# Listed entries

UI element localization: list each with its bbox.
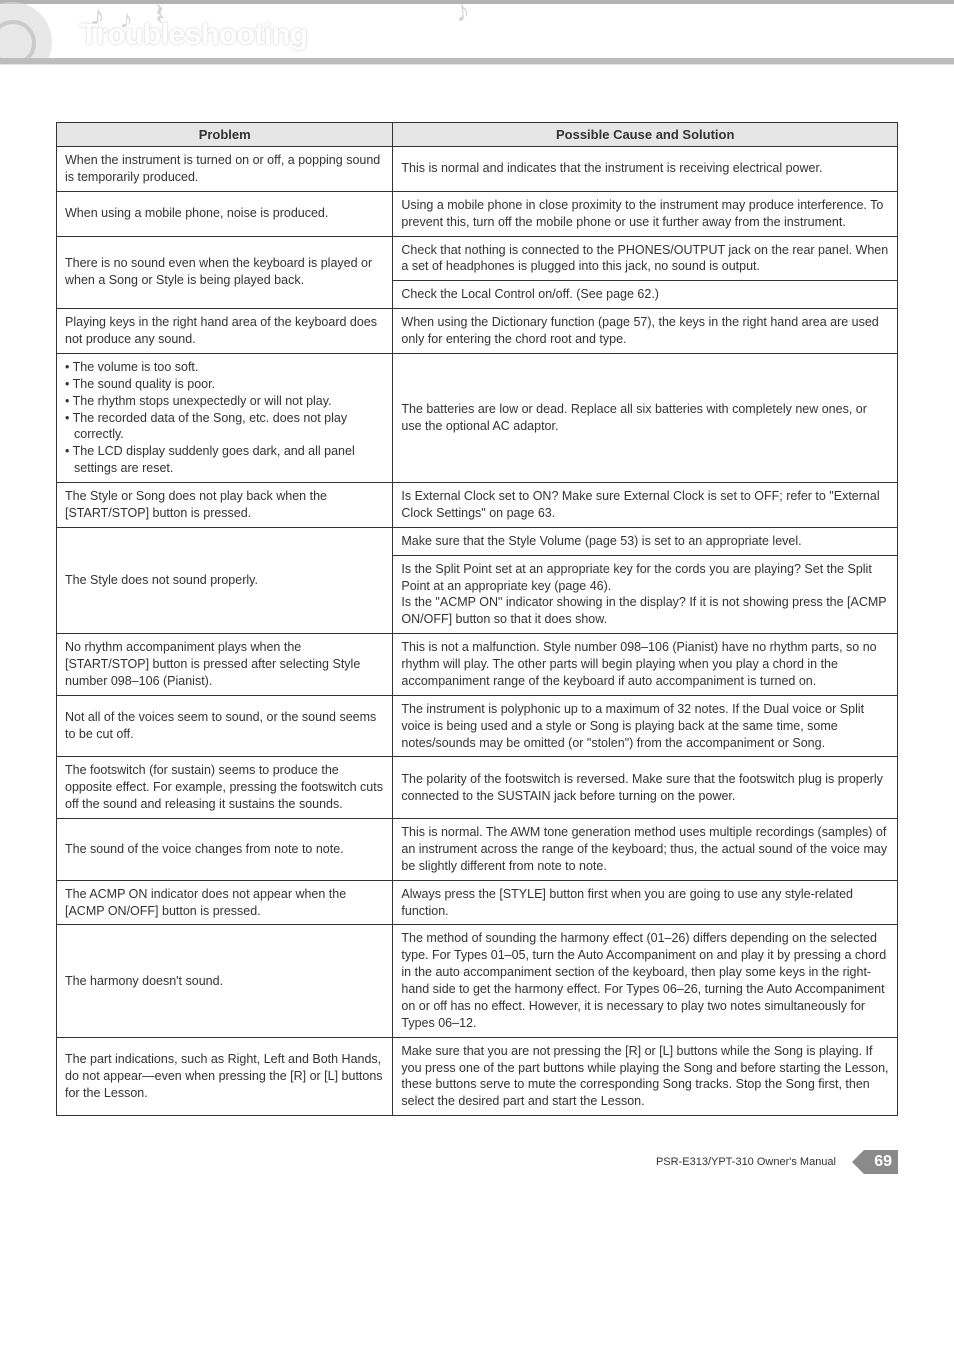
solution-cell: Make sure that you are not pressing the … xyxy=(393,1037,898,1116)
problem-cell: The part indications, such as Right, Lef… xyxy=(57,1037,393,1116)
solution-cell: When using the Dictionary function (page… xyxy=(393,309,898,354)
solution-cell: Check the Local Control on/off. (See pag… xyxy=(393,281,898,309)
problem-cell: The Style or Song does not play back whe… xyxy=(57,483,393,528)
solution-cell: This is normal and indicates that the in… xyxy=(393,147,898,192)
problem-cell: The footswitch (for sustain) seems to pr… xyxy=(57,757,393,819)
solution-cell: This is normal. The AWM tone generation … xyxy=(393,819,898,881)
col-header-problem: Problem xyxy=(57,123,393,147)
solution-cell: This is not a malfunction. Style number … xyxy=(393,634,898,696)
solution-cell: Using a mobile phone in close proximity … xyxy=(393,191,898,236)
solution-cell: The batteries are low or dead. Replace a… xyxy=(393,353,898,482)
troubleshooting-table: Problem Possible Cause and Solution When… xyxy=(56,122,898,1116)
page-number-badge: 69 xyxy=(852,1150,898,1174)
problem-cell: No rhythm accompaniment plays when the [… xyxy=(57,634,393,696)
music-note-icon: ♪ xyxy=(453,0,473,30)
solution-cell: Is the Split Point set at an appropriate… xyxy=(393,555,898,634)
problem-cell: Playing keys in the right hand area of t… xyxy=(57,309,393,354)
problem-cell: • The volume is too soft.• The sound qua… xyxy=(57,353,393,482)
problem-cell: When the instrument is turned on or off,… xyxy=(57,147,393,192)
problem-bullet: • The LCD display suddenly goes dark, an… xyxy=(65,443,384,477)
problem-cell: The harmony doesn't sound. xyxy=(57,925,393,1037)
problem-cell: There is no sound even when the keyboard… xyxy=(57,236,393,309)
page-title: Troubleshooting xyxy=(80,18,307,52)
problem-cell: Not all of the voices seem to sound, or … xyxy=(57,695,393,757)
solution-cell: Is External Clock set to ON? Make sure E… xyxy=(393,483,898,528)
page-footer: PSR-E313/YPT-310 Owner's Manual 69 xyxy=(0,1136,954,1192)
problem-cell: The ACMP ON indicator does not appear wh… xyxy=(57,880,393,925)
page-header: ♪ ♪ 𝄽 ♪ Troubleshooting xyxy=(0,0,954,68)
solution-cell: The polarity of the footswitch is revers… xyxy=(393,757,898,819)
problem-cell: The Style does not sound properly. xyxy=(57,527,393,633)
footer-model-text: PSR-E313/YPT-310 Owner's Manual xyxy=(656,1156,836,1168)
page-number: 69 xyxy=(874,1153,892,1171)
col-header-solution: Possible Cause and Solution xyxy=(393,123,898,147)
header-underline-light xyxy=(0,64,954,65)
solution-cell: The method of sounding the harmony effec… xyxy=(393,925,898,1037)
solution-cell: Always press the [STYLE] button first wh… xyxy=(393,880,898,925)
problem-cell: When using a mobile phone, noise is prod… xyxy=(57,191,393,236)
content-area: Problem Possible Cause and Solution When… xyxy=(0,68,954,1136)
problem-bullet: • The recorded data of the Song, etc. do… xyxy=(65,410,384,444)
problem-bullet: • The volume is too soft. xyxy=(65,359,384,376)
solution-cell: Check that nothing is connected to the P… xyxy=(393,236,898,281)
solution-cell: The instrument is polyphonic up to a max… xyxy=(393,695,898,757)
problem-bullet: • The rhythm stops unexpectedly or will … xyxy=(65,393,384,410)
problem-cell: The sound of the voice changes from note… xyxy=(57,819,393,881)
solution-cell: Make sure that the Style Volume (page 53… xyxy=(393,527,898,555)
problem-bullet: • The sound quality is poor. xyxy=(65,376,384,393)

# Your objective
Return each line of the material above that contains the string "Make". Case counts.

# Correct answer
solution-cell: Make sure that you are not pressing the … xyxy=(393,1037,898,1116)
solution-cell: Is External Clock set to ON? Make sure E… xyxy=(393,483,898,528)
solution-cell: Make sure that the Style Volume (page 53… xyxy=(393,527,898,555)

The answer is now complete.